Restate the data word for word and leave the images out.

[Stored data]
##########
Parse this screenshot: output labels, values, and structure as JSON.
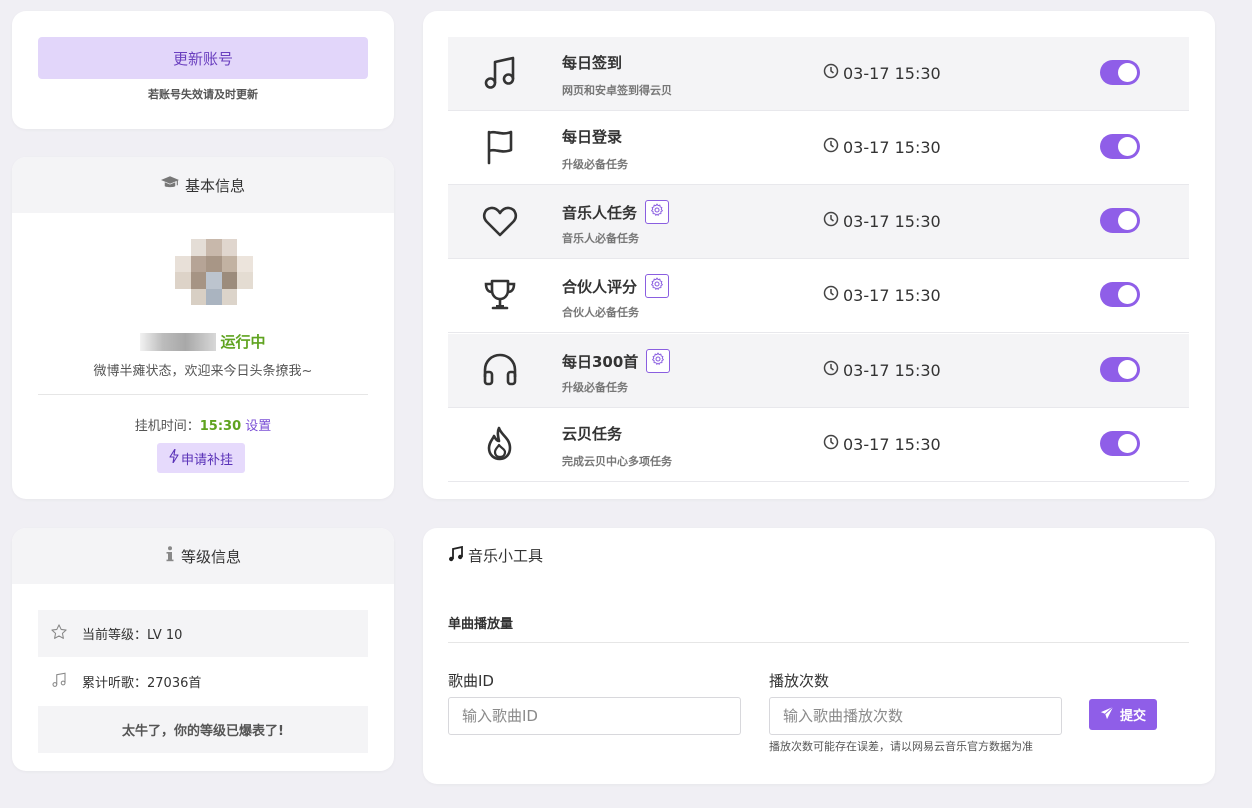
{
  "account": {
    "update_label": "更新账号",
    "hint": "若账号失效请及时更新"
  },
  "basic": {
    "title": "基本信息",
    "title_icon": "graduation-cap-icon",
    "status": "运行中",
    "motto": "微博半瘫状态，欢迎来今日头条撩我~",
    "hang_label": "挂机时间：",
    "hang_time": "15:30",
    "hang_set": "设置",
    "supplement_label": "申请补挂",
    "supplement_icon": "bolt-icon"
  },
  "level": {
    "title": "等级信息",
    "title_icon": "info-icon",
    "current_level": "当前等级：LV 10",
    "listened": "累计听歌：27036首",
    "boast": "太牛了，你的等级已爆表了!"
  },
  "tasks": [
    {
      "icon": "music-note-icon",
      "title": "每日签到",
      "desc": "网页和安卓签到得云贝",
      "time": "03-17 15:30",
      "enabled": true,
      "has_settings": false
    },
    {
      "icon": "flag-icon",
      "title": "每日登录",
      "desc": "升级必备任务",
      "time": "03-17 15:30",
      "enabled": true,
      "has_settings": false
    },
    {
      "icon": "heart-icon",
      "title": "音乐人任务",
      "desc": "音乐人必备任务",
      "time": "03-17 15:30",
      "enabled": true,
      "has_settings": true
    },
    {
      "icon": "trophy-icon",
      "title": "合伙人评分",
      "desc": "合伙人必备任务",
      "time": "03-17 15:30",
      "enabled": true,
      "has_settings": true
    },
    {
      "icon": "headphones-icon",
      "title": "每日300首",
      "desc": "升级必备任务",
      "time": "03-17 15:30",
      "enabled": true,
      "has_settings": true
    },
    {
      "icon": "fire-icon",
      "title": "云贝任务",
      "desc": "完成云贝中心多项任务",
      "time": "03-17 15:30",
      "enabled": true,
      "has_settings": false
    }
  ],
  "tools": {
    "title": "音乐小工具",
    "section": "单曲播放量",
    "song_id_label": "歌曲ID",
    "song_id_placeholder": "输入歌曲ID",
    "play_count_label": "播放次数",
    "play_count_placeholder": "输入歌曲播放次数",
    "note": "播放次数可能存在误差，请以网易云音乐官方数据为准",
    "submit_label": "提交",
    "submit_icon": "paper-plane-icon"
  },
  "colors": {
    "accent": "#8f5ee8",
    "accent_light": "#e2d6fa",
    "status_green": "#5fa31f",
    "page_bg": "#f0eff4"
  }
}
##########
EXPECTED OUTPUT:
Parse this screenshot: output labels, values, and structure as JSON.
{
  "account": {
    "update_label": "更新账号",
    "hint": "若账号失效请及时更新"
  },
  "basic": {
    "title": "基本信息",
    "title_icon": "graduation-cap-icon",
    "status": "运行中",
    "motto": "微博半瘫状态，欢迎来今日头条撩我~",
    "hang_label": "挂机时间：",
    "hang_time": "15:30",
    "hang_set": "设置",
    "supplement_label": "申请补挂",
    "supplement_icon": "bolt-icon"
  },
  "level": {
    "title": "等级信息",
    "title_icon": "info-icon",
    "current_level": "当前等级：LV 10",
    "listened": "累计听歌：27036首",
    "boast": "太牛了，你的等级已爆表了!"
  },
  "tasks": [
    {
      "icon": "music-note-icon",
      "title": "每日签到",
      "desc": "网页和安卓签到得云贝",
      "time": "03-17 15:30",
      "enabled": true,
      "has_settings": false
    },
    {
      "icon": "flag-icon",
      "title": "每日登录",
      "desc": "升级必备任务",
      "time": "03-17 15:30",
      "enabled": true,
      "has_settings": false
    },
    {
      "icon": "heart-icon",
      "title": "音乐人任务",
      "desc": "音乐人必备任务",
      "time": "03-17 15:30",
      "enabled": true,
      "has_settings": true
    },
    {
      "icon": "trophy-icon",
      "title": "合伙人评分",
      "desc": "合伙人必备任务",
      "time": "03-17 15:30",
      "enabled": true,
      "has_settings": true
    },
    {
      "icon": "headphones-icon",
      "title": "每日300首",
      "desc": "升级必备任务",
      "time": "03-17 15:30",
      "enabled": true,
      "has_settings": true
    },
    {
      "icon": "fire-icon",
      "title": "云贝任务",
      "desc": "完成云贝中心多项任务",
      "time": "03-17 15:30",
      "enabled": true,
      "has_settings": false
    }
  ],
  "tools": {
    "title": "音乐小工具",
    "section": "单曲播放量",
    "song_id_label": "歌曲ID",
    "song_id_placeholder": "输入歌曲ID",
    "play_count_label": "播放次数",
    "play_count_placeholder": "输入歌曲播放次数",
    "note": "播放次数可能存在误差，请以网易云音乐官方数据为准",
    "submit_label": "提交",
    "submit_icon": "paper-plane-icon"
  },
  "colors": {
    "accent": "#8f5ee8",
    "accent_light": "#e2d6fa",
    "status_green": "#5fa31f",
    "page_bg": "#f0eff4"
  }
}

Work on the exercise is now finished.